*What is required*
Go through the data below. List every line that holds the word "wild".

* BEGIN Records supplied *

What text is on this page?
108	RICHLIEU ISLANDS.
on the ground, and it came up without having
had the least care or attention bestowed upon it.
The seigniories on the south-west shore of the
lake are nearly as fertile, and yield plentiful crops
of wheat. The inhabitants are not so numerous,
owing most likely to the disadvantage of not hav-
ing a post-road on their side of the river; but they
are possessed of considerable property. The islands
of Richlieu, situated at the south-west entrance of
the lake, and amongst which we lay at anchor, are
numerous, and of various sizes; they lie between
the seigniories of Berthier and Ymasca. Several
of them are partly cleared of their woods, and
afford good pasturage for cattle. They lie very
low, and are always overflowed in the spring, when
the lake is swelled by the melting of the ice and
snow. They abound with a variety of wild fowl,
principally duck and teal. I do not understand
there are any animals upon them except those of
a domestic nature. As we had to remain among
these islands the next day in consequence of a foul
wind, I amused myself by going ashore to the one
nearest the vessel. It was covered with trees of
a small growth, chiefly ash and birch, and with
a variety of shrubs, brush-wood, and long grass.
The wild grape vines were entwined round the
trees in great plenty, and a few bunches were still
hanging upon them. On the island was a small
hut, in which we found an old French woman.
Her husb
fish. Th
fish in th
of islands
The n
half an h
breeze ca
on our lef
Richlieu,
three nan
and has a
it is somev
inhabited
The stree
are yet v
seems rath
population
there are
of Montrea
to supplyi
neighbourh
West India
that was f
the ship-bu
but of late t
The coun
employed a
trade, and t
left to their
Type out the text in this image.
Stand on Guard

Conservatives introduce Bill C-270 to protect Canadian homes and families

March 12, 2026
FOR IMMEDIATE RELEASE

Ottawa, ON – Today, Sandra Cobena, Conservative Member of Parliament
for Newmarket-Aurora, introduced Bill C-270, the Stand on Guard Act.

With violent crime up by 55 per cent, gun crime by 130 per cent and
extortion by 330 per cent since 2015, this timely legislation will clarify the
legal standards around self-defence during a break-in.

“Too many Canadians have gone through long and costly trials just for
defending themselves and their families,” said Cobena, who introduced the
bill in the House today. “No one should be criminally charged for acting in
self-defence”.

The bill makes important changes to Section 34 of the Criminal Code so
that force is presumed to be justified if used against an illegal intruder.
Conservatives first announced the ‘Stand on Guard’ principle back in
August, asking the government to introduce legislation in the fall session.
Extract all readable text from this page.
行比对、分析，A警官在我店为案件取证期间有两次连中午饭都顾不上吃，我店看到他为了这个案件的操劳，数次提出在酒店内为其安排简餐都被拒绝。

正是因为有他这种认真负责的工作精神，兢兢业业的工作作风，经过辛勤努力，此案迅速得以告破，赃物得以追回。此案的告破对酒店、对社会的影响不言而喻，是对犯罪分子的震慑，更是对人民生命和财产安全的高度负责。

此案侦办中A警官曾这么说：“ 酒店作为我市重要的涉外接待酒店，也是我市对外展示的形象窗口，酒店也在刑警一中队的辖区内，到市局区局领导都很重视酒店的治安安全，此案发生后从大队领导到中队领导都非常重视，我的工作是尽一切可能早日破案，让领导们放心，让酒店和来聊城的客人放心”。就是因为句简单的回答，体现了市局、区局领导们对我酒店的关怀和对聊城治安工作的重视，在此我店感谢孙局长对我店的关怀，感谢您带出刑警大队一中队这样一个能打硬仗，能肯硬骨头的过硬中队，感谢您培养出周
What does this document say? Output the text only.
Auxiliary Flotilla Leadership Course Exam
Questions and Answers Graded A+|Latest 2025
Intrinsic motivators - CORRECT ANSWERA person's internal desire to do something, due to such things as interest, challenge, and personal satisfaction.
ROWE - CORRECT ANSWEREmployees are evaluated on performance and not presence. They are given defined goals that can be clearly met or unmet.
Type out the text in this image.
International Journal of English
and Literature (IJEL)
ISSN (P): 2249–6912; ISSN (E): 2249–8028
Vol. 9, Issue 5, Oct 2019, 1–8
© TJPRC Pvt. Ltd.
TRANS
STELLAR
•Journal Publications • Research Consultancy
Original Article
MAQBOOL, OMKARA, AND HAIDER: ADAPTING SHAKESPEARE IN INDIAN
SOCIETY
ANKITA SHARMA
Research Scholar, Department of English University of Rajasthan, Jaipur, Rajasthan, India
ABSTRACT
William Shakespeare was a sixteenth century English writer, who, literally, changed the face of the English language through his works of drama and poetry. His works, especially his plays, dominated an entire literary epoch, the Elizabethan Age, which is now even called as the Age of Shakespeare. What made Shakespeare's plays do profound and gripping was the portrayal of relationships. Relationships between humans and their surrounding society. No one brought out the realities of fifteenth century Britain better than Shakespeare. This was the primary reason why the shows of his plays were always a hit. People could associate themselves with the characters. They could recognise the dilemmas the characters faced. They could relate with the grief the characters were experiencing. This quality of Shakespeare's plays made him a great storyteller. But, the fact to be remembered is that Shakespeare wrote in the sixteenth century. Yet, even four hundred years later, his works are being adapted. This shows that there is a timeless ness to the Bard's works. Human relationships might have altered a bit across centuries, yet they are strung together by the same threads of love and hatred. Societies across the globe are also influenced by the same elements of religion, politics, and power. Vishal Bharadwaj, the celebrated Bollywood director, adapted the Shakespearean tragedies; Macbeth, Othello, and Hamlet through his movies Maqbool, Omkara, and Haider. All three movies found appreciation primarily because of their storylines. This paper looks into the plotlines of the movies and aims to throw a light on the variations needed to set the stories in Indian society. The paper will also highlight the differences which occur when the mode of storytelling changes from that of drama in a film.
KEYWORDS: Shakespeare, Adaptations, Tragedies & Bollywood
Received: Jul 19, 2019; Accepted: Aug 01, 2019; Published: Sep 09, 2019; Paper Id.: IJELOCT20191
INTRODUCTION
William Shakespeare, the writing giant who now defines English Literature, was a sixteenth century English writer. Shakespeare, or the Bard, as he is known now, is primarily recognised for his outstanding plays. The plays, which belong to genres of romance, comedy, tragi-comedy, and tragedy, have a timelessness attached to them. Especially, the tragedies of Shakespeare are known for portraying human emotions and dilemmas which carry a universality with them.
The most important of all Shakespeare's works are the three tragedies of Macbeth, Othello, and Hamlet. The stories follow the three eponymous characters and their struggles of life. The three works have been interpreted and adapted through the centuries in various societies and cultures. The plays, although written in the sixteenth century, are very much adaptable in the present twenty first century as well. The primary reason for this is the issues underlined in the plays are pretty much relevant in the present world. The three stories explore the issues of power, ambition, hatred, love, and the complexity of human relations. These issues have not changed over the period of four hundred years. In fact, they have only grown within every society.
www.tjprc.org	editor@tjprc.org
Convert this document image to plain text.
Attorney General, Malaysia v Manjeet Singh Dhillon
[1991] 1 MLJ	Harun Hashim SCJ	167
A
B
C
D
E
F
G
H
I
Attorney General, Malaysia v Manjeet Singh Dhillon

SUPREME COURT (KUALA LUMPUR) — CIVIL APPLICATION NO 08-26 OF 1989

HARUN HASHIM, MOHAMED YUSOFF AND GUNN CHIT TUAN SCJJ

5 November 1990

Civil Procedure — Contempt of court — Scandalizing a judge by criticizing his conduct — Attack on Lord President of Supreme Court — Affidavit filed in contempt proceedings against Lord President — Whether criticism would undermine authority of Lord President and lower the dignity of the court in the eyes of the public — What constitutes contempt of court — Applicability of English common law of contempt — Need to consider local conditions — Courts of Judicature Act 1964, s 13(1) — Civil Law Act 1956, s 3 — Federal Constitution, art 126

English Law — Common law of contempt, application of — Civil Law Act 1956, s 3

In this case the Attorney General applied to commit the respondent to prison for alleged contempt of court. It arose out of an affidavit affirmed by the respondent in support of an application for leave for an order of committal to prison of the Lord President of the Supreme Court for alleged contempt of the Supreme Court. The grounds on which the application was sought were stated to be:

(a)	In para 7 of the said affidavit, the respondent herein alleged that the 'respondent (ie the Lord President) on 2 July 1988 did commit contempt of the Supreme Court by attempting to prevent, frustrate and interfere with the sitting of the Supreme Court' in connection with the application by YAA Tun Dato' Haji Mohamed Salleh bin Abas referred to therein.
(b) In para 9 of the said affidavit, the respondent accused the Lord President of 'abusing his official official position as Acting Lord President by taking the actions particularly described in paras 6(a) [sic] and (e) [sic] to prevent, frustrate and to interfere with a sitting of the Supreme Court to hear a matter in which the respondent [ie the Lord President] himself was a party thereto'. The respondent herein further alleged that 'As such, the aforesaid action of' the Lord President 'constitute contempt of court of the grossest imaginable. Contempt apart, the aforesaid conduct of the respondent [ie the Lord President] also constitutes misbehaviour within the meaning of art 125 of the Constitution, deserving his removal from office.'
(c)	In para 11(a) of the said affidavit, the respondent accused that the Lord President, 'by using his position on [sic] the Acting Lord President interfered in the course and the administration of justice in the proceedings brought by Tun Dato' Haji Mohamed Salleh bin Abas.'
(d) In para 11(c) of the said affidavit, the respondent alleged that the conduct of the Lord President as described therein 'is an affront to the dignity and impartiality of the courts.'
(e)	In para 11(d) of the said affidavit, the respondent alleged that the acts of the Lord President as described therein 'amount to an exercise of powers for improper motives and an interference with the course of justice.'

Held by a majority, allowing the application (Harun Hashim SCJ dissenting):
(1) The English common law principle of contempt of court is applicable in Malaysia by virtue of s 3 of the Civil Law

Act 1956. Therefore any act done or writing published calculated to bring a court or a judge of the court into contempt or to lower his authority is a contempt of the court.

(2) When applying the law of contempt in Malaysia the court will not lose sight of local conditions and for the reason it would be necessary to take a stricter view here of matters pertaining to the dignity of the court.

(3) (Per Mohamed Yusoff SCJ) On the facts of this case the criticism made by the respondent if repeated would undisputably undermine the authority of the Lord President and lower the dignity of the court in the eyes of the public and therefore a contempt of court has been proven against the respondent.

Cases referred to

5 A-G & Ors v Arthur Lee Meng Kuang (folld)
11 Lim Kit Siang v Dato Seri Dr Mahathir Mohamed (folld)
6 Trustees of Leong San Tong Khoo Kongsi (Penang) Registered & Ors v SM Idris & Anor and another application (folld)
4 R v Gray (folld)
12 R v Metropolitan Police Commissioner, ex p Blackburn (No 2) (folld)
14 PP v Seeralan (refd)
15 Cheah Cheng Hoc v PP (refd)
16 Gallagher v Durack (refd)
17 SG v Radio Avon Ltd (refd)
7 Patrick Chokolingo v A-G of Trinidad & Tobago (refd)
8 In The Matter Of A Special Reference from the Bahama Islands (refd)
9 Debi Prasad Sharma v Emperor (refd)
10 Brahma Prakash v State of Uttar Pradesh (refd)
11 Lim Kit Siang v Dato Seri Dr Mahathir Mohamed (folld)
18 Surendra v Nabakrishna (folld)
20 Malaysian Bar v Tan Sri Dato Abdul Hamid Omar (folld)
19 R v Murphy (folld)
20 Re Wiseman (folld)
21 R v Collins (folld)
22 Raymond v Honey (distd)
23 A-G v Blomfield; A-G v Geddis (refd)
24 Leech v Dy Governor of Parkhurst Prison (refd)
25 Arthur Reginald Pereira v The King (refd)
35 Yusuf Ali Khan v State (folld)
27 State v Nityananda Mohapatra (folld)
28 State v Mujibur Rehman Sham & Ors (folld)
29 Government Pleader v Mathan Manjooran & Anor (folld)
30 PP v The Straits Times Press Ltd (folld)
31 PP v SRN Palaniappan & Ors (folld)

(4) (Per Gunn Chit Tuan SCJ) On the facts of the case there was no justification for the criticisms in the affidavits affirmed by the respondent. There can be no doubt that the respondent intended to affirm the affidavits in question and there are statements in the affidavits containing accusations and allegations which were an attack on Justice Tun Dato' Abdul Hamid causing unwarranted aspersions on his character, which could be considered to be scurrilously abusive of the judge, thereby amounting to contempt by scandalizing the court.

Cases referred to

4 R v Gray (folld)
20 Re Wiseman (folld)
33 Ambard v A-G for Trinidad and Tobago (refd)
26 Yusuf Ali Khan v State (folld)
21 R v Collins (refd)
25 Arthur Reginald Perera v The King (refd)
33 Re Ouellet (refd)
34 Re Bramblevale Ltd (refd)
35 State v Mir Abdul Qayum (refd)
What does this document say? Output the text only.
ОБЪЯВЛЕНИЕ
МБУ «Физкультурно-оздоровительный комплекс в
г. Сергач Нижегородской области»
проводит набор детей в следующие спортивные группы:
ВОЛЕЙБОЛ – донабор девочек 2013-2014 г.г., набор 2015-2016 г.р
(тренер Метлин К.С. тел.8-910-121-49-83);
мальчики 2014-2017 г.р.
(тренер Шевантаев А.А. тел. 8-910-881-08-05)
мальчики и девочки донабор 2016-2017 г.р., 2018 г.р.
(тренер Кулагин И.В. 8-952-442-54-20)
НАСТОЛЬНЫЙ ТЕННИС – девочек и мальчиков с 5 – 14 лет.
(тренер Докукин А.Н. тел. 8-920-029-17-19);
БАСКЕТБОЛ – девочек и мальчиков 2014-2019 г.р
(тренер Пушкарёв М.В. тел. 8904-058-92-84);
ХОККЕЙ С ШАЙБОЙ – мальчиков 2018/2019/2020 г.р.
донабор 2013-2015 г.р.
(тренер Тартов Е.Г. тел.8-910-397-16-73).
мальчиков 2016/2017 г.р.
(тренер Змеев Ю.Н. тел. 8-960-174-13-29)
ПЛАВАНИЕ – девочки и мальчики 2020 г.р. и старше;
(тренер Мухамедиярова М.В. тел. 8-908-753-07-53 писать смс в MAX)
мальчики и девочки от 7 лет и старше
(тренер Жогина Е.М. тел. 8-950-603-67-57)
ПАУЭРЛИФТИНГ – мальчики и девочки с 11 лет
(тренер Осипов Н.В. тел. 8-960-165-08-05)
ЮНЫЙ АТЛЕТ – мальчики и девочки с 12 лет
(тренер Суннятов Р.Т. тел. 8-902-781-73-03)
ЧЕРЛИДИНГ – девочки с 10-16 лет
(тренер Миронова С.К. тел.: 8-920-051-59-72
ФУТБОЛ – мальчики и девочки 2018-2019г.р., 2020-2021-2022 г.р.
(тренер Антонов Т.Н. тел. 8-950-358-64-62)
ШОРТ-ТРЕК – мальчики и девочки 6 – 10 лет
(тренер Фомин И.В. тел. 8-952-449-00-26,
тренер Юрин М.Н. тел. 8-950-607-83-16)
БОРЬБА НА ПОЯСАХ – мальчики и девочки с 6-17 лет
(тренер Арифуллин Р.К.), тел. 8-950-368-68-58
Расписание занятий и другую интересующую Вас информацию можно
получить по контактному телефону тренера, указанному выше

* END Records supplied *

*Answer to the task*
snow. They abound with a variety of wild fowl,
The wild grape vines were entwined round the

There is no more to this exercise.